— Start of Records to process —

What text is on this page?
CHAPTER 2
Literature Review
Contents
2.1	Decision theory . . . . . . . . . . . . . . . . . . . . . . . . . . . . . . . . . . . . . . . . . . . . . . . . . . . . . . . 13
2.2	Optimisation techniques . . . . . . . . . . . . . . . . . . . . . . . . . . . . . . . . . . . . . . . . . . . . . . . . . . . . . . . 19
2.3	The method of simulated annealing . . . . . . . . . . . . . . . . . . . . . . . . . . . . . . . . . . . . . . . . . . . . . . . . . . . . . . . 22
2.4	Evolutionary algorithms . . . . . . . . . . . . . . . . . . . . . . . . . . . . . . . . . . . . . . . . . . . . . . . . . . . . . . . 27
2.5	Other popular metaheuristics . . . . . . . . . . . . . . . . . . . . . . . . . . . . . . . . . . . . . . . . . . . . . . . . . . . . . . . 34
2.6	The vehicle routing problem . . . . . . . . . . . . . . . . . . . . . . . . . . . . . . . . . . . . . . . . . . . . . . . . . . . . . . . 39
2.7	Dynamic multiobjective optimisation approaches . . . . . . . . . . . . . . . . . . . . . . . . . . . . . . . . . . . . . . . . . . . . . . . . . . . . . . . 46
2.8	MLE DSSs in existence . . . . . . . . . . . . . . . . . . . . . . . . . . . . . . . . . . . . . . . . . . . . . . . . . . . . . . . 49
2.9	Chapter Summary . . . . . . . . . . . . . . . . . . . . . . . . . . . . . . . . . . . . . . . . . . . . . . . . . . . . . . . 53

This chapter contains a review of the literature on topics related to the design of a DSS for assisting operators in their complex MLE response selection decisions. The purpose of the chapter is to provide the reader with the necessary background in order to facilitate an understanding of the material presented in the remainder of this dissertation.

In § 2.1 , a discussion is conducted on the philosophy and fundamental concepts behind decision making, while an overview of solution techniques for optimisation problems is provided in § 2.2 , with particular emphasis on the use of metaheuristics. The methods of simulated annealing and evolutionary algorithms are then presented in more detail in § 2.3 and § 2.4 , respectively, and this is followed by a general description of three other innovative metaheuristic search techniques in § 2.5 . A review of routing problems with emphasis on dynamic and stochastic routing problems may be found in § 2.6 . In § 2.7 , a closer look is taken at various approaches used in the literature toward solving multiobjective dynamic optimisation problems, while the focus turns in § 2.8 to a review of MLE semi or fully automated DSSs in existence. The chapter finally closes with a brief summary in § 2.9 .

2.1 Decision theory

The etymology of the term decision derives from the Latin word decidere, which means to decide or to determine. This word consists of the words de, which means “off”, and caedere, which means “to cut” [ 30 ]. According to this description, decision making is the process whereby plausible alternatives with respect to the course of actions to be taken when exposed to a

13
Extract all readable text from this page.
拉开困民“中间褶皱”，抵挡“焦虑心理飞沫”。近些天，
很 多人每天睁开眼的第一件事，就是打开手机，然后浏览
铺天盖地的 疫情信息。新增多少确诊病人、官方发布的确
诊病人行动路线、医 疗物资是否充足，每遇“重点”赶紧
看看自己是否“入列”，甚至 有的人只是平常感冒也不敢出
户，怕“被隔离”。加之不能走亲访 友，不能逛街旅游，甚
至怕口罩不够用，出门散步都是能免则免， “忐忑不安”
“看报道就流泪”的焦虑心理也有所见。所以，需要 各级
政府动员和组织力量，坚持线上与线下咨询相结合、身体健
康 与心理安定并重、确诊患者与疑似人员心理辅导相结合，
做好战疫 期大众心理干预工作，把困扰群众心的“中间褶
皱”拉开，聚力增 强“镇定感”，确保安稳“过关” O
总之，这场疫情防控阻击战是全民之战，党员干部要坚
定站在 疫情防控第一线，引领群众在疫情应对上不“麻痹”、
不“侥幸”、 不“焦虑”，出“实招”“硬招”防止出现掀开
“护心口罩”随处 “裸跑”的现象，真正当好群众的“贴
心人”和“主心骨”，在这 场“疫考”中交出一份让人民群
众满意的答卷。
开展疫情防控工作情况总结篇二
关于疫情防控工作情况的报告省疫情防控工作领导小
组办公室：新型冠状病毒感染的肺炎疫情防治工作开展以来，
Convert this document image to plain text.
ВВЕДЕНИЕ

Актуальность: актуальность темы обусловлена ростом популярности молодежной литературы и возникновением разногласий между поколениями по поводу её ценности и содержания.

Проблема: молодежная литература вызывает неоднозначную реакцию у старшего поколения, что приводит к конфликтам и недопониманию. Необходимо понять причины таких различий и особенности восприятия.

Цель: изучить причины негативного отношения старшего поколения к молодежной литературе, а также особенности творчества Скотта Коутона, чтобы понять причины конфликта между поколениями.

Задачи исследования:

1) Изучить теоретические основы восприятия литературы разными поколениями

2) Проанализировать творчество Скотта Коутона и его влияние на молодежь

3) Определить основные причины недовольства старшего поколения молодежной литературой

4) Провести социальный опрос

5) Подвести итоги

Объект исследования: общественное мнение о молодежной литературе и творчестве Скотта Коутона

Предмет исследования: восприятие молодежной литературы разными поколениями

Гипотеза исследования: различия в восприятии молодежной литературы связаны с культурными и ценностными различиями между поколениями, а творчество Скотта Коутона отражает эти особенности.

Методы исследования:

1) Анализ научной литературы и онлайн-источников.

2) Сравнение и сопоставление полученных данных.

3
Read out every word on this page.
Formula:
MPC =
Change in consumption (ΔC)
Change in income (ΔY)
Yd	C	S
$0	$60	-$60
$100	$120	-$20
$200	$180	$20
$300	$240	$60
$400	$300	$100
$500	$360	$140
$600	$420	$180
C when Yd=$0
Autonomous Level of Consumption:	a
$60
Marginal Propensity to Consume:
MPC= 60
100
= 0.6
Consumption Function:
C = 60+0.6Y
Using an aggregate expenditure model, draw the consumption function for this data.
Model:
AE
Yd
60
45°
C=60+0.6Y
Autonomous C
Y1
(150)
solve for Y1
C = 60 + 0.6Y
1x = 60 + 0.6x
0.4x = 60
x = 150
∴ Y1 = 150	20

— End of Records to process —

Output all preceding records character for character.

What text is on this page?
CHAPTER 2
Literature Review
Contents
2.1	Decision theory . . . . . . . . . . . . . . . . . . . . . . . . . . . . . . . . . . . . . . . . . . . . . . . . . . . . . . . 13
2.2	Optimisation techniques . . . . . . . . . . . . . . . . . . . . . . . . . . . . . . . . . . . . . . . . . . . . . . . . . . . . . . . 19
2.3	The method of simulated annealing . . . . . . . . . . . . . . . . . . . . . . . . . . . . . . . . . . . . . . . . . . . . . . . . . . . . . . . 22
2.4	Evolutionary algorithms . . . . . . . . . . . . . . . . . . . . . . . . . . . . . . . . . . . . . . . . . . . . . . . . . . . . . . . 27
2.5	Other popular metaheuristics . . . . . . . . . . . . . . . . . . . . . . . . . . . . . . . . . . . . . . . . . . . . . . . . . . . . . . . 34
2.6	The vehicle routing problem . . . . . . . . . . . . . . . . . . . . . . . . . . . . . . . . . . . . . . . . . . . . . . . . . . . . . . . 39
2.7	Dynamic multiobjective optimisation approaches . . . . . . . . . . . . . . . . . . . . . . . . . . . . . . . . . . . . . . . . . . . . . . . . . . . . . . . 46
2.8	MLE DSSs in existence . . . . . . . . . . . . . . . . . . . . . . . . . . . . . . . . . . . . . . . . . . . . . . . . . . . . . . . 49
2.9	Chapter Summary . . . . . . . . . . . . . . . . . . . . . . . . . . . . . . . . . . . . . . . . . . . . . . . . . . . . . . . 53

This chapter contains a review of the literature on topics related to the design of a DSS for assisting operators in their complex MLE response selection decisions. The purpose of the chapter is to provide the reader with the necessary background in order to facilitate an understanding of the material presented in the remainder of this dissertation.

In § 2.1 , a discussion is conducted on the philosophy and fundamental concepts behind decision making, while an overview of solution techniques for optimisation problems is provided in § 2.2 , with particular emphasis on the use of metaheuristics. The methods of simulated annealing and evolutionary algorithms are then presented in more detail in § 2.3 and § 2.4 , respectively, and this is followed by a general description of three other innovative metaheuristic search techniques in § 2.5 . A review of routing problems with emphasis on dynamic and stochastic routing problems may be found in § 2.6 . In § 2.7 , a closer look is taken at various approaches used in the literature toward solving multiobjective dynamic optimisation problems, while the focus turns in § 2.8 to a review of MLE semi or fully automated DSSs in existence. The chapter finally closes with a brief summary in § 2.9 .

2.1 Decision theory

The etymology of the term decision derives from the Latin word decidere, which means to decide or to determine. This word consists of the words de, which means “off”, and caedere, which means “to cut” [ 30 ]. According to this description, decision making is the process whereby plausible alternatives with respect to the course of actions to be taken when exposed to a

13
Extract all readable text from this page.
拉开困民“中间褶皱”，抵挡“焦虑心理飞沫”。近些天，
很 多人每天睁开眼的第一件事，就是打开手机，然后浏览
铺天盖地的 疫情信息。新增多少确诊病人、官方发布的确
诊病人行动路线、医 疗物资是否充足，每遇“重点”赶紧
看看自己是否“入列”，甚至 有的人只是平常感冒也不敢出
户，怕“被隔离”。加之不能走亲访 友，不能逛街旅游，甚
至怕口罩不够用，出门散步都是能免则免， “忐忑不安”
“看报道就流泪”的焦虑心理也有所见。所以，需要 各级
政府动员和组织力量，坚持线上与线下咨询相结合、身体健
康 与心理安定并重、确诊患者与疑似人员心理辅导相结合，
做好战疫 期大众心理干预工作，把困扰群众心的“中间褶
皱”拉开，聚力增 强“镇定感”，确保安稳“过关” O
总之，这场疫情防控阻击战是全民之战，党员干部要坚
定站在 疫情防控第一线，引领群众在疫情应对上不“麻痹”、
不“侥幸”、 不“焦虑”，出“实招”“硬招”防止出现掀开
“护心口罩”随处 “裸跑”的现象，真正当好群众的“贴
心人”和“主心骨”，在这 场“疫考”中交出一份让人民群
众满意的答卷。
开展疫情防控工作情况总结篇二
关于疫情防控工作情况的报告省疫情防控工作领导小
组办公室：新型冠状病毒感染的肺炎疫情防治工作开展以来，
Convert this document image to plain text.
ВВЕДЕНИЕ

Актуальность: актуальность темы обусловлена ростом популярности молодежной литературы и возникновением разногласий между поколениями по поводу её ценности и содержания.

Проблема: молодежная литература вызывает неоднозначную реакцию у старшего поколения, что приводит к конфликтам и недопониманию. Необходимо понять причины таких различий и особенности восприятия.

Цель: изучить причины негативного отношения старшего поколения к молодежной литературе, а также особенности творчества Скотта Коутона, чтобы понять причины конфликта между поколениями.

Задачи исследования:

1) Изучить теоретические основы восприятия литературы разными поколениями

2) Проанализировать творчество Скотта Коутона и его влияние на молодежь

3) Определить основные причины недовольства старшего поколения молодежной литературой

4) Провести социальный опрос

5) Подвести итоги

Объект исследования: общественное мнение о молодежной литературе и творчестве Скотта Коутона

Предмет исследования: восприятие молодежной литературы разными поколениями

Гипотеза исследования: различия в восприятии молодежной литературы связаны с культурными и ценностными различиями между поколениями, а творчество Скотта Коутона отражает эти особенности.

Методы исследования:

1) Анализ научной литературы и онлайн-источников.

2) Сравнение и сопоставление полученных данных.

3
Read out every word on this page.
Formula:
MPC =
Change in consumption (ΔC)
Change in income (ΔY)
Yd	C	S
$0	$60	-$60
$100	$120	-$20
$200	$180	$20
$300	$240	$60
$400	$300	$100
$500	$360	$140
$600	$420	$180
C when Yd=$0
Autonomous Level of Consumption:	a
$60
Marginal Propensity to Consume:
MPC= 60
100
= 0.6
Consumption Function:
C = 60+0.6Y
Using an aggregate expenditure model, draw the consumption function for this data.
Model:
AE
Yd
60
45°
C=60+0.6Y
Autonomous C
Y1
(150)
solve for Y1
C = 60 + 0.6Y
1x = 60 + 0.6x
0.4x = 60
x = 150
∴ Y1 = 150	20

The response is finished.